◆ What to produce: Copy every one of the following records word for word, with nothing changed.

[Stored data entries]
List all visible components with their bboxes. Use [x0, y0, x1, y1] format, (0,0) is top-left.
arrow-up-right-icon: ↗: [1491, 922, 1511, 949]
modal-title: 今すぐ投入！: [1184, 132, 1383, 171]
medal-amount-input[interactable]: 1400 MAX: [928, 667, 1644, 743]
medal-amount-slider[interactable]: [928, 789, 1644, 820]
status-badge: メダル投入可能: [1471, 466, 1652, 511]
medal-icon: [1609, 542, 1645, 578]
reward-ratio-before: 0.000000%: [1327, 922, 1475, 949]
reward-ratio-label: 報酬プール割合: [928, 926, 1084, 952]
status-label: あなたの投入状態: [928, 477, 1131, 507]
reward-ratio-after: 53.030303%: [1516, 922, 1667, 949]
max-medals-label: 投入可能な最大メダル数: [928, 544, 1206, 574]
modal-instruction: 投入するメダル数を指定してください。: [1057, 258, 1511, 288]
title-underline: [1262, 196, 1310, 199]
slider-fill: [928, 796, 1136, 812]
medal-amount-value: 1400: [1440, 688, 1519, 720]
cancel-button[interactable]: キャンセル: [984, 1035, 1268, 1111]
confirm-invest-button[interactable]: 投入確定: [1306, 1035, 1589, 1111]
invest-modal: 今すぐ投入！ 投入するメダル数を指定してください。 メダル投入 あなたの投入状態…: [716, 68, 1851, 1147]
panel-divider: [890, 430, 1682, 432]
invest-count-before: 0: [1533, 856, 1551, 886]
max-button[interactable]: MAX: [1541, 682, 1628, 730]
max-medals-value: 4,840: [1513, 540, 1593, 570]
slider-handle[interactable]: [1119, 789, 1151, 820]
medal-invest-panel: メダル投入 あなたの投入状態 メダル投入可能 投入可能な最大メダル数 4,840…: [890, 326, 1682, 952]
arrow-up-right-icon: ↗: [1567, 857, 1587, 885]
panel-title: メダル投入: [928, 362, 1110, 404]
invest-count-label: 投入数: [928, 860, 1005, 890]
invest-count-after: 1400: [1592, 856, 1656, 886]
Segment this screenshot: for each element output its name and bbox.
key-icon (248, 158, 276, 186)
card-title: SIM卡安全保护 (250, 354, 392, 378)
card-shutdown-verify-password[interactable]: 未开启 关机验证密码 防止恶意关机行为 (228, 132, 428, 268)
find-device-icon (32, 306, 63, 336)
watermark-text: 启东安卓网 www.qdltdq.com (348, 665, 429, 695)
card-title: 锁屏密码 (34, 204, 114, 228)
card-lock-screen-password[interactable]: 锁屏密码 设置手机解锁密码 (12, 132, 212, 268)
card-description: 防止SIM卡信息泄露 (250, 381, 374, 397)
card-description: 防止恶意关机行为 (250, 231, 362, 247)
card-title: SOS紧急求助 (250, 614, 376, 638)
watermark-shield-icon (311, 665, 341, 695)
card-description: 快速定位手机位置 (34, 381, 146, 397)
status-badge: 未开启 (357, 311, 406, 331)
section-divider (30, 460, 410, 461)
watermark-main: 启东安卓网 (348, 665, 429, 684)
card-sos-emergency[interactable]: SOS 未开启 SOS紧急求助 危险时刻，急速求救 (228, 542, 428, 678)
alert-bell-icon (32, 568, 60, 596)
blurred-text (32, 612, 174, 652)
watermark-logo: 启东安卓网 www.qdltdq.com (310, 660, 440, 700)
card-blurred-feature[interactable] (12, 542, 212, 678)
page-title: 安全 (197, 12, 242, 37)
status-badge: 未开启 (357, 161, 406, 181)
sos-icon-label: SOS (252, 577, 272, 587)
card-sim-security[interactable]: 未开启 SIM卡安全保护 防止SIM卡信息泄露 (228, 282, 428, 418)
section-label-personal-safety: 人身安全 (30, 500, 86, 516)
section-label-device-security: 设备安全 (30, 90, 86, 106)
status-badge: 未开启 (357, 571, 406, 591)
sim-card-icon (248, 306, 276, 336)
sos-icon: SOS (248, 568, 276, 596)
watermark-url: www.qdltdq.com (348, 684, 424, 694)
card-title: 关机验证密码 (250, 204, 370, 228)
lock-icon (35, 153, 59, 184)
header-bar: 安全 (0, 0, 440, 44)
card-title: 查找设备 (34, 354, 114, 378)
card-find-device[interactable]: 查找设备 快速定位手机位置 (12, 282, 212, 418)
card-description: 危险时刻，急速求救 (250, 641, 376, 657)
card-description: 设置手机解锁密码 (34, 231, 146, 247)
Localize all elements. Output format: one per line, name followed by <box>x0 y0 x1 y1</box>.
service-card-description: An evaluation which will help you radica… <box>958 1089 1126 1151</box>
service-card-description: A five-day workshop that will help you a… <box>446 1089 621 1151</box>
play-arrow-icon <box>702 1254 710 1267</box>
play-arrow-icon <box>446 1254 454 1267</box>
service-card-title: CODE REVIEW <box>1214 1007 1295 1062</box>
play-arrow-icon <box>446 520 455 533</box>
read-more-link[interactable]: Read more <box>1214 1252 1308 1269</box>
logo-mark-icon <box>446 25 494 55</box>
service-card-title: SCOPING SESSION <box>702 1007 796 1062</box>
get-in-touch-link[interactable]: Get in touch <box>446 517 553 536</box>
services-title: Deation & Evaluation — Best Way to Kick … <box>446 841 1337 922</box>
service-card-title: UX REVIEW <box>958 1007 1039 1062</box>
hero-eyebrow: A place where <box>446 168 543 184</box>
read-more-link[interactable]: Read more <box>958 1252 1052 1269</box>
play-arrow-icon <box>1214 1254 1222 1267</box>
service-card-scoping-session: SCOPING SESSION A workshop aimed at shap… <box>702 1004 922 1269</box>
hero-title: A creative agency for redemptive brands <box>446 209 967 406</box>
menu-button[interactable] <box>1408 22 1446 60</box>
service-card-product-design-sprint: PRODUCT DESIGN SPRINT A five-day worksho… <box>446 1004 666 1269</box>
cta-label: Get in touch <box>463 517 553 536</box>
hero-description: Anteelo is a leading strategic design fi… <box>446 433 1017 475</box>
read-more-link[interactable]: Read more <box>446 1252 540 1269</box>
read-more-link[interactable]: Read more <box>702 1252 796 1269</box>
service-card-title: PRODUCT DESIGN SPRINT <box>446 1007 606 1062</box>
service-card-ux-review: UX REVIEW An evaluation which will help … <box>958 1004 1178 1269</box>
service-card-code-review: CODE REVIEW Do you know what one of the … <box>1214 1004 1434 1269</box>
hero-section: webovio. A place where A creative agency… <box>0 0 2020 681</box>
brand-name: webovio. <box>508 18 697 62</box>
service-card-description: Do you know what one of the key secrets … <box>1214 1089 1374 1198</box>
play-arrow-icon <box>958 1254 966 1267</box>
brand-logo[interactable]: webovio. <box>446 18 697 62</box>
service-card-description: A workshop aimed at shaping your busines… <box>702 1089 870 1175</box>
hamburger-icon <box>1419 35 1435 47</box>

◆ Completed task:
List all visible components with their bboxes. Use [x0, y0, x1, y1] format, (0,0) is top-left.
arrow-up-right-icon: ↗: [1491, 922, 1511, 949]
modal-title: 今すぐ投入！: [1184, 132, 1383, 171]
medal-amount-input[interactable]: 1400 MAX: [928, 667, 1644, 743]
medal-amount-slider[interactable]: [928, 789, 1644, 820]
status-badge: メダル投入可能: [1471, 466, 1652, 511]
medal-icon: [1609, 542, 1645, 578]
reward-ratio-before: 0.000000%: [1327, 922, 1475, 949]
reward-ratio-label: 報酬プール割合: [928, 926, 1084, 952]
status-label: あなたの投入状態: [928, 477, 1131, 507]
reward-ratio-after: 53.030303%: [1516, 922, 1667, 949]
max-medals-label: 投入可能な最大メダル数: [928, 544, 1206, 574]
modal-instruction: 投入するメダル数を指定してください。: [1057, 258, 1511, 288]
title-underline: [1262, 196, 1310, 199]
slider-fill: [928, 796, 1136, 812]
medal-amount-value: 1400: [1440, 688, 1519, 720]
cancel-button[interactable]: キャンセル: [984, 1035, 1268, 1111]
confirm-invest-button[interactable]: 投入確定: [1306, 1035, 1589, 1111]
invest-modal: 今すぐ投入！ 投入するメダル数を指定してください。 メダル投入 あなたの投入状態…: [716, 68, 1851, 1147]
panel-divider: [890, 430, 1682, 432]
invest-count-before: 0: [1533, 856, 1551, 886]
max-button[interactable]: MAX: [1541, 682, 1628, 730]
max-medals-value: 4,840: [1513, 540, 1593, 570]
slider-handle[interactable]: [1119, 789, 1151, 820]
medal-invest-panel: メダル投入 あなたの投入状態 メダル投入可能 投入可能な最大メダル数 4,840…: [890, 326, 1682, 952]
arrow-up-right-icon: ↗: [1567, 857, 1587, 885]
panel-title: メダル投入: [928, 362, 1110, 404]
invest-count-label: 投入数: [928, 860, 1005, 890]
invest-count-after: 1400: [1592, 856, 1656, 886]
Segment this screenshot: for each element output its name and bbox.
key-icon (248, 158, 276, 186)
card-title: SIM卡安全保护 (250, 354, 392, 378)
card-shutdown-verify-password[interactable]: 未开启 关机验证密码 防止恶意关机行为 (228, 132, 428, 268)
find-device-icon (32, 306, 63, 336)
watermark-text: 启东安卓网 www.qdltdq.com (348, 665, 429, 695)
card-title: 锁屏密码 (34, 204, 114, 228)
card-lock-screen-password[interactable]: 锁屏密码 设置手机解锁密码 (12, 132, 212, 268)
card-description: 防止SIM卡信息泄露 (250, 381, 374, 397)
card-description: 防止恶意关机行为 (250, 231, 362, 247)
card-title: SOS紧急求助 (250, 614, 376, 638)
watermark-shield-icon (311, 665, 341, 695)
card-description: 快速定位手机位置 (34, 381, 146, 397)
status-badge: 未开启 (357, 311, 406, 331)
section-divider (30, 460, 410, 461)
watermark-main: 启东安卓网 (348, 665, 429, 684)
card-sos-emergency[interactable]: SOS 未开启 SOS紧急求助 危险时刻，急速求救 (228, 542, 428, 678)
alert-bell-icon (32, 568, 60, 596)
blurred-text (32, 612, 174, 652)
watermark-logo: 启东安卓网 www.qdltdq.com (310, 660, 440, 700)
card-blurred-feature[interactable] (12, 542, 212, 678)
page-title: 安全 (197, 12, 242, 37)
status-badge: 未开启 (357, 161, 406, 181)
sos-icon-label: SOS (252, 577, 272, 587)
card-sim-security[interactable]: 未开启 SIM卡安全保护 防止SIM卡信息泄露 (228, 282, 428, 418)
section-label-personal-safety: 人身安全 (30, 500, 86, 516)
section-label-device-security: 设备安全 (30, 90, 86, 106)
status-badge: 未开启 (357, 571, 406, 591)
sim-card-icon (248, 306, 276, 336)
sos-icon: SOS (248, 568, 276, 596)
watermark-url: www.qdltdq.com (348, 684, 424, 694)
card-title: 关机验证密码 (250, 204, 370, 228)
lock-icon (35, 153, 59, 184)
header-bar: 安全 (0, 0, 440, 44)
card-title: 查找设备 (34, 354, 114, 378)
card-find-device[interactable]: 查找设备 快速定位手机位置 (12, 282, 212, 418)
card-description: 危险时刻，急速求救 (250, 641, 376, 657)
card-description: 设置手机解锁密码 (34, 231, 146, 247)
Localize all elements. Output format: one per line, name followed by <box>x0 y0 x1 y1</box>.
service-card-description: An evaluation which will help you radica… <box>958 1089 1126 1151</box>
service-card-description: A five-day workshop that will help you a… <box>446 1089 621 1151</box>
play-arrow-icon <box>702 1254 710 1267</box>
play-arrow-icon <box>446 1254 454 1267</box>
service-card-title: CODE REVIEW <box>1214 1007 1295 1062</box>
play-arrow-icon <box>446 520 455 533</box>
read-more-link[interactable]: Read more <box>1214 1252 1308 1269</box>
logo-mark-icon <box>446 25 494 55</box>
service-card-title: SCOPING SESSION <box>702 1007 796 1062</box>
get-in-touch-link[interactable]: Get in touch <box>446 517 553 536</box>
services-title: Deation & Evaluation — Best Way to Kick … <box>446 841 1337 922</box>
service-card-title: UX REVIEW <box>958 1007 1039 1062</box>
hero-eyebrow: A place where <box>446 168 543 184</box>
read-more-link[interactable]: Read more <box>958 1252 1052 1269</box>
play-arrow-icon <box>1214 1254 1222 1267</box>
service-card-scoping-session: SCOPING SESSION A workshop aimed at shap… <box>702 1004 922 1269</box>
hero-title: A creative agency for redemptive brands <box>446 209 967 406</box>
menu-button[interactable] <box>1408 22 1446 60</box>
service-card-product-design-sprint: PRODUCT DESIGN SPRINT A five-day worksho… <box>446 1004 666 1269</box>
cta-label: Get in touch <box>463 517 553 536</box>
hero-description: Anteelo is a leading strategic design fi… <box>446 433 1017 475</box>
read-more-link[interactable]: Read more <box>446 1252 540 1269</box>
read-more-link[interactable]: Read more <box>702 1252 796 1269</box>
service-card-title: PRODUCT DESIGN SPRINT <box>446 1007 606 1062</box>
service-card-ux-review: UX REVIEW An evaluation which will help … <box>958 1004 1178 1269</box>
service-card-code-review: CODE REVIEW Do you know what one of the … <box>1214 1004 1434 1269</box>
hero-section: webovio. A place where A creative agency… <box>0 0 2020 681</box>
brand-name: webovio. <box>508 18 697 62</box>
service-card-description: Do you know what one of the key secrets … <box>1214 1089 1374 1198</box>
play-arrow-icon <box>958 1254 966 1267</box>
brand-logo[interactable]: webovio. <box>446 18 697 62</box>
service-card-description: A workshop aimed at shaping your busines… <box>702 1089 870 1175</box>
hamburger-icon <box>1419 35 1435 47</box>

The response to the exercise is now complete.